## [INFORMATION SHOWN]

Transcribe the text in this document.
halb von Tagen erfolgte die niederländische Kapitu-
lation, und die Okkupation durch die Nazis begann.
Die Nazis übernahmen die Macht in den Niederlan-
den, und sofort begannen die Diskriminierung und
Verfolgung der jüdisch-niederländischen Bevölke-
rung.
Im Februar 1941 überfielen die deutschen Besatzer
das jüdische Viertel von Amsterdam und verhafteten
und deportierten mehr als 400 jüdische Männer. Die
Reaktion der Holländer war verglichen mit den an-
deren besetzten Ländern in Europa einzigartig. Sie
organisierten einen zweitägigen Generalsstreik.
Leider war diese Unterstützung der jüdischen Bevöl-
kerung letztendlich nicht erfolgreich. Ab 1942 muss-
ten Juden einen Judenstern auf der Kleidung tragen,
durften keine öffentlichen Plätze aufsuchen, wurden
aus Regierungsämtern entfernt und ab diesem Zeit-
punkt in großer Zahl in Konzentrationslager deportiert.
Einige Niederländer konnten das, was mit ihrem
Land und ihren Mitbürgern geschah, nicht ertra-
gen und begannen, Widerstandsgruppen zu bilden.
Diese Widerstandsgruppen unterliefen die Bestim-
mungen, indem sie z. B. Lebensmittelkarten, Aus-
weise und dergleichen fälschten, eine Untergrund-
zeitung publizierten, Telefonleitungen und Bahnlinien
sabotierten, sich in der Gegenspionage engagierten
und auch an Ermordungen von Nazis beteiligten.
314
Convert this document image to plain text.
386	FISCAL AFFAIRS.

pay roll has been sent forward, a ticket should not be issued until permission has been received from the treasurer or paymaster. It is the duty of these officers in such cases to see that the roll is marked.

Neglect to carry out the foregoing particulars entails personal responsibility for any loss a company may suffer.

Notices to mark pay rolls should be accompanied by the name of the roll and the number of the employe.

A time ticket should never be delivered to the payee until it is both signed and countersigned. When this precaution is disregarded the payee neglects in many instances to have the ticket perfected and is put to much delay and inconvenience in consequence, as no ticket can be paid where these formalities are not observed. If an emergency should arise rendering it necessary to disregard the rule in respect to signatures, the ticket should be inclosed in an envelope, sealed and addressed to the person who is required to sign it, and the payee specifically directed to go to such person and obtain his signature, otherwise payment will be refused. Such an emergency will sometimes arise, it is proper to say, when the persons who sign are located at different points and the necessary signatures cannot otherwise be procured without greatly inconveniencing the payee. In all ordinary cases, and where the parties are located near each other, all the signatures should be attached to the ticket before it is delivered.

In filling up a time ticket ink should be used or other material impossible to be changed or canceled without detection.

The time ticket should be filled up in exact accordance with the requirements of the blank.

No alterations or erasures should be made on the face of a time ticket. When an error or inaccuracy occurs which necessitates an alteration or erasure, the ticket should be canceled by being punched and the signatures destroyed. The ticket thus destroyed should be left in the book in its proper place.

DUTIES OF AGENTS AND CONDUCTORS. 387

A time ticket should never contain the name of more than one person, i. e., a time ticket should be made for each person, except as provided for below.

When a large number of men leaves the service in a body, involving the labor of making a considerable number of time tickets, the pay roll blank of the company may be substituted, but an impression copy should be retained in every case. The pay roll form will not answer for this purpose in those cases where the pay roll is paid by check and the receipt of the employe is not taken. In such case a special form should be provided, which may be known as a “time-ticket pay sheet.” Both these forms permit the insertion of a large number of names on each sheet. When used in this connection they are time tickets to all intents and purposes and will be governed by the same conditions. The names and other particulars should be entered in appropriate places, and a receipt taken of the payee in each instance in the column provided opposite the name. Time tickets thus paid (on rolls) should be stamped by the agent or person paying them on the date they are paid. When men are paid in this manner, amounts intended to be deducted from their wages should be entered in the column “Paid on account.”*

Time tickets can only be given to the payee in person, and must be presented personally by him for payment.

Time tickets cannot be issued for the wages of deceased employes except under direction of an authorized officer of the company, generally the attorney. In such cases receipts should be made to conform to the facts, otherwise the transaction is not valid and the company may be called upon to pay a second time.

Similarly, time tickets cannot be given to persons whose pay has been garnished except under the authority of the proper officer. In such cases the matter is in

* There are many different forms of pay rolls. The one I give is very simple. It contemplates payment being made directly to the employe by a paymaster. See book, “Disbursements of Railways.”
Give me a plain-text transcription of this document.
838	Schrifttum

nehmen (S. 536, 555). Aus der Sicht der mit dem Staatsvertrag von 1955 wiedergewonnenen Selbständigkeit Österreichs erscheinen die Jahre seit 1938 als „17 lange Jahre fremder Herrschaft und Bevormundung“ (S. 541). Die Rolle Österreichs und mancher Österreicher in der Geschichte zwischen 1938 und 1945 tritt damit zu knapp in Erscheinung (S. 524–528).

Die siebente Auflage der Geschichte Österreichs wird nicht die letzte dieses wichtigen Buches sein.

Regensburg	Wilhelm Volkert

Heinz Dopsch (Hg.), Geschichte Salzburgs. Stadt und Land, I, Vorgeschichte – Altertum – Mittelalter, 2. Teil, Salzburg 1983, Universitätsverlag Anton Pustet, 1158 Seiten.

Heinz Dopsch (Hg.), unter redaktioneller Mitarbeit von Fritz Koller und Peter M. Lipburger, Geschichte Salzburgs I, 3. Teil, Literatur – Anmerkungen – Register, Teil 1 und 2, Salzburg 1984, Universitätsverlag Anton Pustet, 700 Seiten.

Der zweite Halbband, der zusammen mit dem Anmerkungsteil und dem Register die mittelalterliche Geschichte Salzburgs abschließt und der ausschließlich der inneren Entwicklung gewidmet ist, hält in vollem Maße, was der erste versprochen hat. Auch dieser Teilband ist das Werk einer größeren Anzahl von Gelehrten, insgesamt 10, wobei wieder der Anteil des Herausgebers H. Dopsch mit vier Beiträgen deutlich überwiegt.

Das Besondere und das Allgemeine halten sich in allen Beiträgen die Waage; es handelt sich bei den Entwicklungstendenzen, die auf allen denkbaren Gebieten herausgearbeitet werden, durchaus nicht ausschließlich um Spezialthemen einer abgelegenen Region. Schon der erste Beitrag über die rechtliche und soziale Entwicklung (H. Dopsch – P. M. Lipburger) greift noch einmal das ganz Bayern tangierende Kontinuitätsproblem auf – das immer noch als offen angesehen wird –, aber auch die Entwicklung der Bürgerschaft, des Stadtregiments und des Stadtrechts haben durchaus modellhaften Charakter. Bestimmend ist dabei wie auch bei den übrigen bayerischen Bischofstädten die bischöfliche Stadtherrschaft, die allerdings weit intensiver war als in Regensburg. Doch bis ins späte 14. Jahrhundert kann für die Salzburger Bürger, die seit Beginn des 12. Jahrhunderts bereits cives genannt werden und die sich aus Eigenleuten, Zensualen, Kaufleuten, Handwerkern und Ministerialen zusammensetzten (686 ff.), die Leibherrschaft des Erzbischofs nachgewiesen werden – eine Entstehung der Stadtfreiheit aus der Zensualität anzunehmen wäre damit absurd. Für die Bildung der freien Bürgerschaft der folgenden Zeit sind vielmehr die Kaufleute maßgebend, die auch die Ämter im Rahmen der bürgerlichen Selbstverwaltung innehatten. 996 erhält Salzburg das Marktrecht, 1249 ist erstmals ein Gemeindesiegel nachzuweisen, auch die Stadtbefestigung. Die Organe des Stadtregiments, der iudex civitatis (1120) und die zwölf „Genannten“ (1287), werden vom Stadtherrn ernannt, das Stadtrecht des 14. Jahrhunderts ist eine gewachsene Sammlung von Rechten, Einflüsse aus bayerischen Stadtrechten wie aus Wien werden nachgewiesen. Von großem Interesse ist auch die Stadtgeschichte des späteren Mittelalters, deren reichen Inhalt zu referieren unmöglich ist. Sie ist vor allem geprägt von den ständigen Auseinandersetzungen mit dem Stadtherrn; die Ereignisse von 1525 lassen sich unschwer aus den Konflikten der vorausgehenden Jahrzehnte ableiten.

## [PROBLEM DETAILS]
Could you quote the material above in full, exactly as it stands?

## [SOLUTION TO THIS TASK]
Transcribe the text in this document.
halb von Tagen erfolgte die niederländische Kapitu-
lation, und die Okkupation durch die Nazis begann.
Die Nazis übernahmen die Macht in den Niederlan-
den, und sofort begannen die Diskriminierung und
Verfolgung der jüdisch-niederländischen Bevölke-
rung.
Im Februar 1941 überfielen die deutschen Besatzer
das jüdische Viertel von Amsterdam und verhafteten
und deportierten mehr als 400 jüdische Männer. Die
Reaktion der Holländer war verglichen mit den an-
deren besetzten Ländern in Europa einzigartig. Sie
organisierten einen zweitägigen Generalsstreik.
Leider war diese Unterstützung der jüdischen Bevöl-
kerung letztendlich nicht erfolgreich. Ab 1942 muss-
ten Juden einen Judenstern auf der Kleidung tragen,
durften keine öffentlichen Plätze aufsuchen, wurden
aus Regierungsämtern entfernt und ab diesem Zeit-
punkt in großer Zahl in Konzentrationslager deportiert.
Einige Niederländer konnten das, was mit ihrem
Land und ihren Mitbürgern geschah, nicht ertra-
gen und begannen, Widerstandsgruppen zu bilden.
Diese Widerstandsgruppen unterliefen die Bestim-
mungen, indem sie z. B. Lebensmittelkarten, Aus-
weise und dergleichen fälschten, eine Untergrund-
zeitung publizierten, Telefonleitungen und Bahnlinien
sabotierten, sich in der Gegenspionage engagierten
und auch an Ermordungen von Nazis beteiligten.
314
Convert this document image to plain text.
386	FISCAL AFFAIRS.

pay roll has been sent forward, a ticket should not be issued until permission has been received from the treasurer or paymaster. It is the duty of these officers in such cases to see that the roll is marked.

Neglect to carry out the foregoing particulars entails personal responsibility for any loss a company may suffer.

Notices to mark pay rolls should be accompanied by the name of the roll and the number of the employe.

A time ticket should never be delivered to the payee until it is both signed and countersigned. When this precaution is disregarded the payee neglects in many instances to have the ticket perfected and is put to much delay and inconvenience in consequence, as no ticket can be paid where these formalities are not observed. If an emergency should arise rendering it necessary to disregard the rule in respect to signatures, the ticket should be inclosed in an envelope, sealed and addressed to the person who is required to sign it, and the payee specifically directed to go to such person and obtain his signature, otherwise payment will be refused. Such an emergency will sometimes arise, it is proper to say, when the persons who sign are located at different points and the necessary signatures cannot otherwise be procured without greatly inconveniencing the payee. In all ordinary cases, and where the parties are located near each other, all the signatures should be attached to the ticket before it is delivered.

In filling up a time ticket ink should be used or other material impossible to be changed or canceled without detection.

The time ticket should be filled up in exact accordance with the requirements of the blank.

No alterations or erasures should be made on the face of a time ticket. When an error or inaccuracy occurs which necessitates an alteration or erasure, the ticket should be canceled by being punched and the signatures destroyed. The ticket thus destroyed should be left in the book in its proper place.

DUTIES OF AGENTS AND CONDUCTORS. 387

A time ticket should never contain the name of more than one person, i. e., a time ticket should be made for each person, except as provided for below.

When a large number of men leaves the service in a body, involving the labor of making a considerable number of time tickets, the pay roll blank of the company may be substituted, but an impression copy should be retained in every case. The pay roll form will not answer for this purpose in those cases where the pay roll is paid by check and the receipt of the employe is not taken. In such case a special form should be provided, which may be known as a “time-ticket pay sheet.” Both these forms permit the insertion of a large number of names on each sheet. When used in this connection they are time tickets to all intents and purposes and will be governed by the same conditions. The names and other particulars should be entered in appropriate places, and a receipt taken of the payee in each instance in the column provided opposite the name. Time tickets thus paid (on rolls) should be stamped by the agent or person paying them on the date they are paid. When men are paid in this manner, amounts intended to be deducted from their wages should be entered in the column “Paid on account.”*

Time tickets can only be given to the payee in person, and must be presented personally by him for payment.

Time tickets cannot be issued for the wages of deceased employes except under direction of an authorized officer of the company, generally the attorney. In such cases receipts should be made to conform to the facts, otherwise the transaction is not valid and the company may be called upon to pay a second time.

Similarly, time tickets cannot be given to persons whose pay has been garnished except under the authority of the proper officer. In such cases the matter is in

* There are many different forms of pay rolls. The one I give is very simple. It contemplates payment being made directly to the employe by a paymaster. See book, “Disbursements of Railways.”
Give me a plain-text transcription of this document.
838	Schrifttum

nehmen (S. 536, 555). Aus der Sicht der mit dem Staatsvertrag von 1955 wiedergewonnenen Selbständigkeit Österreichs erscheinen die Jahre seit 1938 als „17 lange Jahre fremder Herrschaft und Bevormundung“ (S. 541). Die Rolle Österreichs und mancher Österreicher in der Geschichte zwischen 1938 und 1945 tritt damit zu knapp in Erscheinung (S. 524–528).

Die siebente Auflage der Geschichte Österreichs wird nicht die letzte dieses wichtigen Buches sein.

Regensburg	Wilhelm Volkert

Heinz Dopsch (Hg.), Geschichte Salzburgs. Stadt und Land, I, Vorgeschichte – Altertum – Mittelalter, 2. Teil, Salzburg 1983, Universitätsverlag Anton Pustet, 1158 Seiten.

Heinz Dopsch (Hg.), unter redaktioneller Mitarbeit von Fritz Koller und Peter M. Lipburger, Geschichte Salzburgs I, 3. Teil, Literatur – Anmerkungen – Register, Teil 1 und 2, Salzburg 1984, Universitätsverlag Anton Pustet, 700 Seiten.

Der zweite Halbband, der zusammen mit dem Anmerkungsteil und dem Register die mittelalterliche Geschichte Salzburgs abschließt und der ausschließlich der inneren Entwicklung gewidmet ist, hält in vollem Maße, was der erste versprochen hat. Auch dieser Teilband ist das Werk einer größeren Anzahl von Gelehrten, insgesamt 10, wobei wieder der Anteil des Herausgebers H. Dopsch mit vier Beiträgen deutlich überwiegt.

Das Besondere und das Allgemeine halten sich in allen Beiträgen die Waage; es handelt sich bei den Entwicklungstendenzen, die auf allen denkbaren Gebieten herausgearbeitet werden, durchaus nicht ausschließlich um Spezialthemen einer abgelegenen Region. Schon der erste Beitrag über die rechtliche und soziale Entwicklung (H. Dopsch – P. M. Lipburger) greift noch einmal das ganz Bayern tangierende Kontinuitätsproblem auf – das immer noch als offen angesehen wird –, aber auch die Entwicklung der Bürgerschaft, des Stadtregiments und des Stadtrechts haben durchaus modellhaften Charakter. Bestimmend ist dabei wie auch bei den übrigen bayerischen Bischofstädten die bischöfliche Stadtherrschaft, die allerdings weit intensiver war als in Regensburg. Doch bis ins späte 14. Jahrhundert kann für die Salzburger Bürger, die seit Beginn des 12. Jahrhunderts bereits cives genannt werden und die sich aus Eigenleuten, Zensualen, Kaufleuten, Handwerkern und Ministerialen zusammensetzten (686 ff.), die Leibherrschaft des Erzbischofs nachgewiesen werden – eine Entstehung der Stadtfreiheit aus der Zensualität anzunehmen wäre damit absurd. Für die Bildung der freien Bürgerschaft der folgenden Zeit sind vielmehr die Kaufleute maßgebend, die auch die Ämter im Rahmen der bürgerlichen Selbstverwaltung innehatten. 996 erhält Salzburg das Marktrecht, 1249 ist erstmals ein Gemeindesiegel nachzuweisen, auch die Stadtbefestigung. Die Organe des Stadtregiments, der iudex civitatis (1120) und die zwölf „Genannten“ (1287), werden vom Stadtherrn ernannt, das Stadtrecht des 14. Jahrhunderts ist eine gewachsene Sammlung von Rechten, Einflüsse aus bayerischen Stadtrechten wie aus Wien werden nachgewiesen. Von großem Interesse ist auch die Stadtgeschichte des späteren Mittelalters, deren reichen Inhalt zu referieren unmöglich ist. Sie ist vor allem geprägt von den ständigen Auseinandersetzungen mit dem Stadtherrn; die Ereignisse von 1525 lassen sich unschwer aus den Konflikten der vorausgehenden Jahrzehnte ableiten.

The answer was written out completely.